Scan the listing below and copy every line holding "para".
====================
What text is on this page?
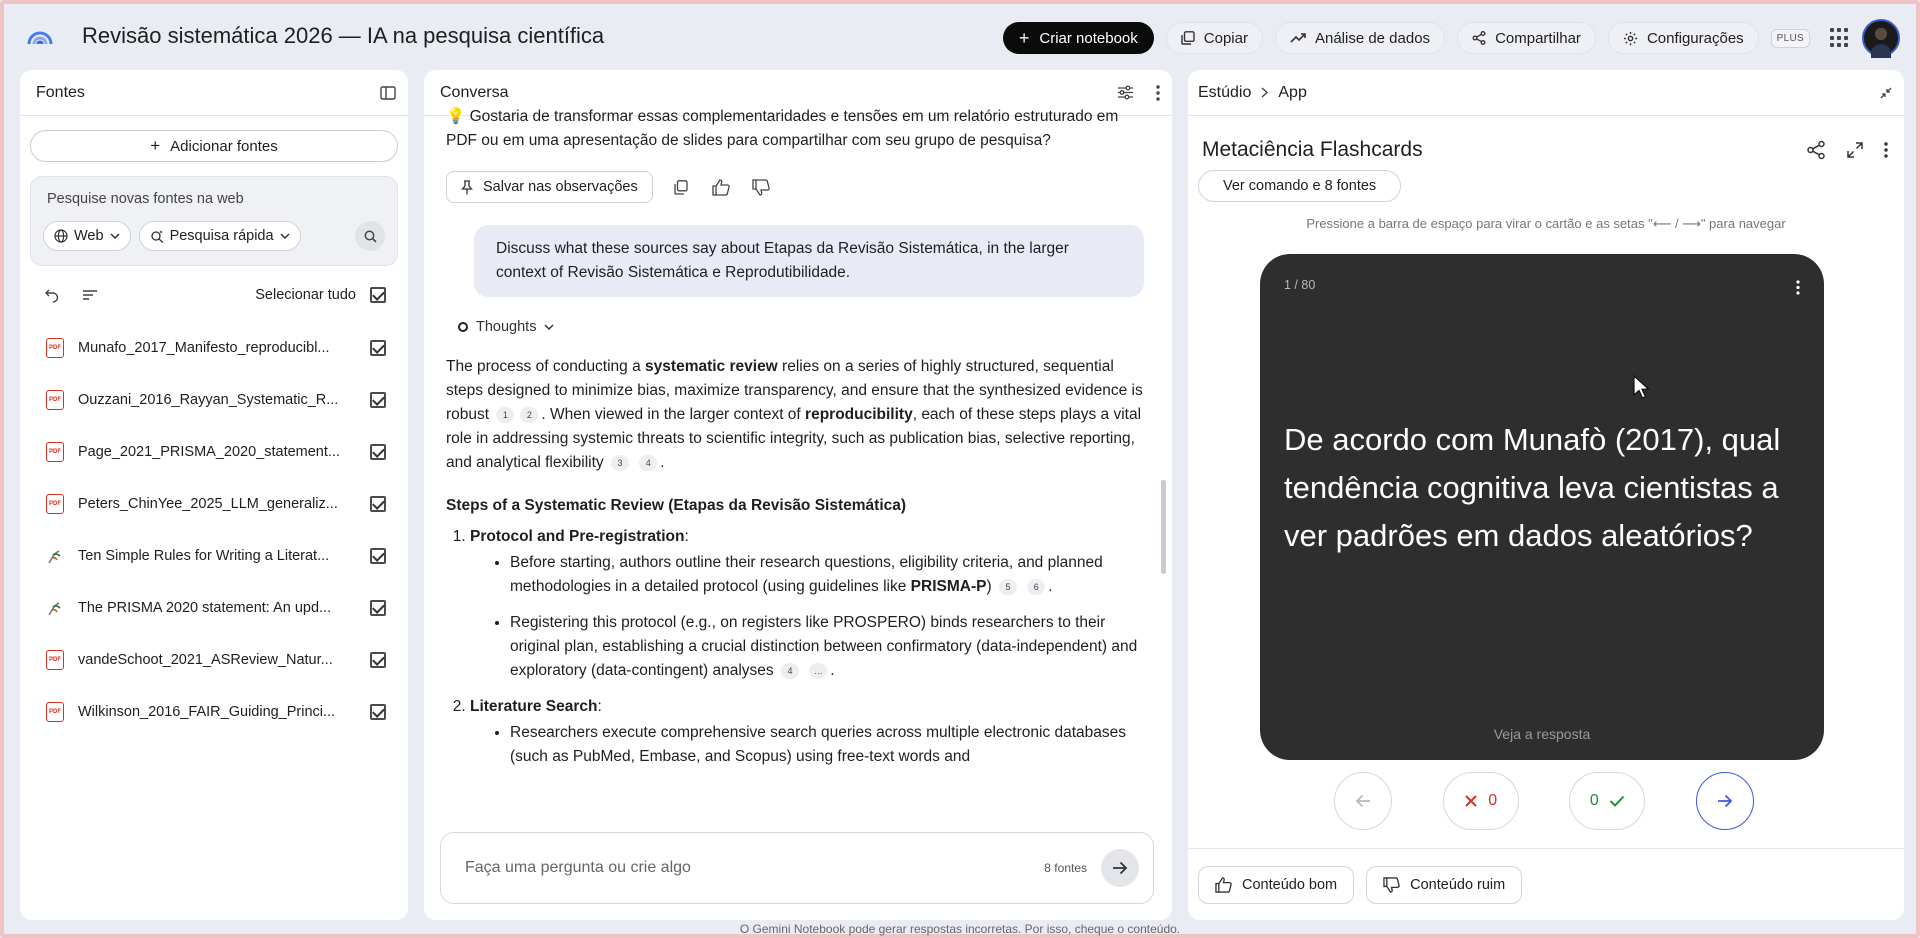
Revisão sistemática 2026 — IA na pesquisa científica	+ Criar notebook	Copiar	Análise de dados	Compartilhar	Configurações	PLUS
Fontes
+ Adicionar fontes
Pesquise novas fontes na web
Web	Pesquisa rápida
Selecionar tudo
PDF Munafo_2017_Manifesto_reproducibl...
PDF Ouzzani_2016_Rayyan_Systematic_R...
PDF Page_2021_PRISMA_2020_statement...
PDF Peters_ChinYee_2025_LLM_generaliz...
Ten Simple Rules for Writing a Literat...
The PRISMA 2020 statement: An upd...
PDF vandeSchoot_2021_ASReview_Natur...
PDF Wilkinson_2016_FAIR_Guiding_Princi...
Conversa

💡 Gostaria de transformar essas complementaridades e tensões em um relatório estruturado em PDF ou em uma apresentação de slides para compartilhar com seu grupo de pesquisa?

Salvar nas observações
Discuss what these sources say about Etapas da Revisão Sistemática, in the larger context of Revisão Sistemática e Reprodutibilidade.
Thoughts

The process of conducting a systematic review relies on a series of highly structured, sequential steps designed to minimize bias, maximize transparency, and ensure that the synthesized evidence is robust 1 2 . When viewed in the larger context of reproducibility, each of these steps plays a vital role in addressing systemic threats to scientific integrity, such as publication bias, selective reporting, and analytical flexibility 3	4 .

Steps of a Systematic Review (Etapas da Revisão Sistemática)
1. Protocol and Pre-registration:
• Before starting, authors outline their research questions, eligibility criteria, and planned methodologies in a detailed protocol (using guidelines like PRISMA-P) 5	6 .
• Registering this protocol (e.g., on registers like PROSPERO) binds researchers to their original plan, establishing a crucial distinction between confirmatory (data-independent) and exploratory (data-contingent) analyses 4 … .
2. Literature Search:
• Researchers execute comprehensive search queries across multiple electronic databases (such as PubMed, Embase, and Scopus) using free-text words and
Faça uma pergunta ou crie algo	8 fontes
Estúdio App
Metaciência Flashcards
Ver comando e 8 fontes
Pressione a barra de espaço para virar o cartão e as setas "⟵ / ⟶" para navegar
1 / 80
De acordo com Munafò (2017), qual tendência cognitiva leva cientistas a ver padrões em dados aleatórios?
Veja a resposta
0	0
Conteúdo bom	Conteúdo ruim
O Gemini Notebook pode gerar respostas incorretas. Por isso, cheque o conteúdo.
====================
FINISHED EXERCISE →
💡 Gostaria de transformar essas complementaridades e tensões em um relatório estruturado em PDF ou em uma apresentação de slides para compartilhar com seu grupo de pesquisa?
Pressione a barra de espaço para virar o cartão e as setas "⟵ / ⟶" para navegar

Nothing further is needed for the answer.